- _TASK REQUIREMENTS_: Output each entry exactly; skip nothing.

>> Start DATA FOR THE TASK

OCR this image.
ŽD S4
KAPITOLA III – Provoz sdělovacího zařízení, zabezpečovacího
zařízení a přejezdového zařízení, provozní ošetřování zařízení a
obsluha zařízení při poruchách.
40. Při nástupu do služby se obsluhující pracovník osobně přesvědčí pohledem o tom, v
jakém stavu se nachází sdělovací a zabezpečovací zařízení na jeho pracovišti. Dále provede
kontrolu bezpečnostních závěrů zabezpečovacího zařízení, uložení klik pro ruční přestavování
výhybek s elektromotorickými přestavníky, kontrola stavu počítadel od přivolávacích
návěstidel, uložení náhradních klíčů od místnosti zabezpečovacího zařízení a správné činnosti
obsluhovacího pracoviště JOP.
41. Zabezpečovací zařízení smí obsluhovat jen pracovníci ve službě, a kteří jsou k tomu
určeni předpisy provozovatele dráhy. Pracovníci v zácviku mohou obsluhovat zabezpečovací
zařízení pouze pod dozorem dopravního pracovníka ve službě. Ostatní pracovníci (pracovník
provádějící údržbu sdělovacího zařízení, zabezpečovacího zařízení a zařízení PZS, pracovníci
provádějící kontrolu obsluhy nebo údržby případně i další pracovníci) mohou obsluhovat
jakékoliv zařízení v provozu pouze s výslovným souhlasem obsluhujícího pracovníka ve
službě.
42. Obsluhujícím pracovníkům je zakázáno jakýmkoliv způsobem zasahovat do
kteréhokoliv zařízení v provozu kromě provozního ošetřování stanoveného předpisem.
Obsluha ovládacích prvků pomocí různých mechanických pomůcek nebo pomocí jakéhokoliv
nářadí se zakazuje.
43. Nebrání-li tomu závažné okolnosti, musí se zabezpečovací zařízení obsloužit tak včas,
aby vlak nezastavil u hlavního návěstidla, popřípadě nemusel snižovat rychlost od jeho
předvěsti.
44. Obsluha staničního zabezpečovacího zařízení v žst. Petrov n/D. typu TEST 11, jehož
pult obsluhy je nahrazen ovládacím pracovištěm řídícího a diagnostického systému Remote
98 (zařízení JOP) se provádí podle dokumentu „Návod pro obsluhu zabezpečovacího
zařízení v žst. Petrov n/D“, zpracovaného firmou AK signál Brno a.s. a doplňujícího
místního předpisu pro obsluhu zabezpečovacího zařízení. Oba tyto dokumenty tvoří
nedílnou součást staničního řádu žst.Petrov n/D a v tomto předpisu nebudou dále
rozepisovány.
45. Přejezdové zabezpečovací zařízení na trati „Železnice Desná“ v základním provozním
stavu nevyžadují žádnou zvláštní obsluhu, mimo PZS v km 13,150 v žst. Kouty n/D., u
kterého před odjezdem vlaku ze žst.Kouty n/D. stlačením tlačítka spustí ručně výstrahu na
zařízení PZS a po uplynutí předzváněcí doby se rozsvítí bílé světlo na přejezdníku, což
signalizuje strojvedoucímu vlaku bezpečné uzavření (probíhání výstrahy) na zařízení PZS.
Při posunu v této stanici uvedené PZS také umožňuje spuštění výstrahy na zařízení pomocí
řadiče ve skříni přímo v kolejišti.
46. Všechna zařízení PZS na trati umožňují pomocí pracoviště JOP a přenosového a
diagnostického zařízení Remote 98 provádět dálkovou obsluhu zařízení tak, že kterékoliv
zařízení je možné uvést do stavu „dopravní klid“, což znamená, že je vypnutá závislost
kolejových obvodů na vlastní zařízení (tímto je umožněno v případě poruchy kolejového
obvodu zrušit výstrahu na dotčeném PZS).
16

>> End DATA FOR THE TASK

- _THE RESPONSE_:
OCR this image.
ŽD S4
KAPITOLA III – Provoz sdělovacího zařízení, zabezpečovacího
zařízení a přejezdového zařízení, provozní ošetřování zařízení a
obsluha zařízení při poruchách.
40. Při nástupu do služby se obsluhující pracovník osobně přesvědčí pohledem o tom, v
jakém stavu se nachází sdělovací a zabezpečovací zařízení na jeho pracovišti. Dále provede
kontrolu bezpečnostních závěrů zabezpečovacího zařízení, uložení klik pro ruční přestavování
výhybek s elektromotorickými přestavníky, kontrola stavu počítadel od přivolávacích
návěstidel, uložení náhradních klíčů od místnosti zabezpečovacího zařízení a správné činnosti
obsluhovacího pracoviště JOP.
41. Zabezpečovací zařízení smí obsluhovat jen pracovníci ve službě, a kteří jsou k tomu
určeni předpisy provozovatele dráhy. Pracovníci v zácviku mohou obsluhovat zabezpečovací
zařízení pouze pod dozorem dopravního pracovníka ve službě. Ostatní pracovníci (pracovník
provádějící údržbu sdělovacího zařízení, zabezpečovacího zařízení a zařízení PZS, pracovníci
provádějící kontrolu obsluhy nebo údržby případně i další pracovníci) mohou obsluhovat
jakékoliv zařízení v provozu pouze s výslovným souhlasem obsluhujícího pracovníka ve
službě.
42. Obsluhujícím pracovníkům je zakázáno jakýmkoliv způsobem zasahovat do
kteréhokoliv zařízení v provozu kromě provozního ošetřování stanoveného předpisem.
Obsluha ovládacích prvků pomocí různých mechanických pomůcek nebo pomocí jakéhokoliv
nářadí se zakazuje.
43. Nebrání-li tomu závažné okolnosti, musí se zabezpečovací zařízení obsloužit tak včas,
aby vlak nezastavil u hlavního návěstidla, popřípadě nemusel snižovat rychlost od jeho
předvěsti.
44. Obsluha staničního zabezpečovacího zařízení v žst. Petrov n/D. typu TEST 11, jehož
pult obsluhy je nahrazen ovládacím pracovištěm řídícího a diagnostického systému Remote
98 (zařízení JOP) se provádí podle dokumentu „Návod pro obsluhu zabezpečovacího
zařízení v žst. Petrov n/D“, zpracovaného firmou AK signál Brno a.s. a doplňujícího
místního předpisu pro obsluhu zabezpečovacího zařízení. Oba tyto dokumenty tvoří
nedílnou součást staničního řádu žst.Petrov n/D a v tomto předpisu nebudou dále
rozepisovány.
45. Přejezdové zabezpečovací zařízení na trati „Železnice Desná“ v základním provozním
stavu nevyžadují žádnou zvláštní obsluhu, mimo PZS v km 13,150 v žst. Kouty n/D., u
kterého před odjezdem vlaku ze žst.Kouty n/D. stlačením tlačítka spustí ručně výstrahu na
zařízení PZS a po uplynutí předzváněcí doby se rozsvítí bílé světlo na přejezdníku, což
signalizuje strojvedoucímu vlaku bezpečné uzavření (probíhání výstrahy) na zařízení PZS.
Při posunu v této stanici uvedené PZS také umožňuje spuštění výstrahy na zařízení pomocí
řadiče ve skříni přímo v kolejišti.
46. Všechna zařízení PZS na trati umožňují pomocí pracoviště JOP a přenosového a
diagnostického zařízení Remote 98 provádět dálkovou obsluhu zařízení tak, že kterékoliv
zařízení je možné uvést do stavu „dopravní klid“, což znamená, že je vypnutá závislost
kolejových obvodů na vlastní zařízení (tímto je umožněno v případě poruchy kolejového
obvodu zrušit výstrahu na dotčeném PZS).
16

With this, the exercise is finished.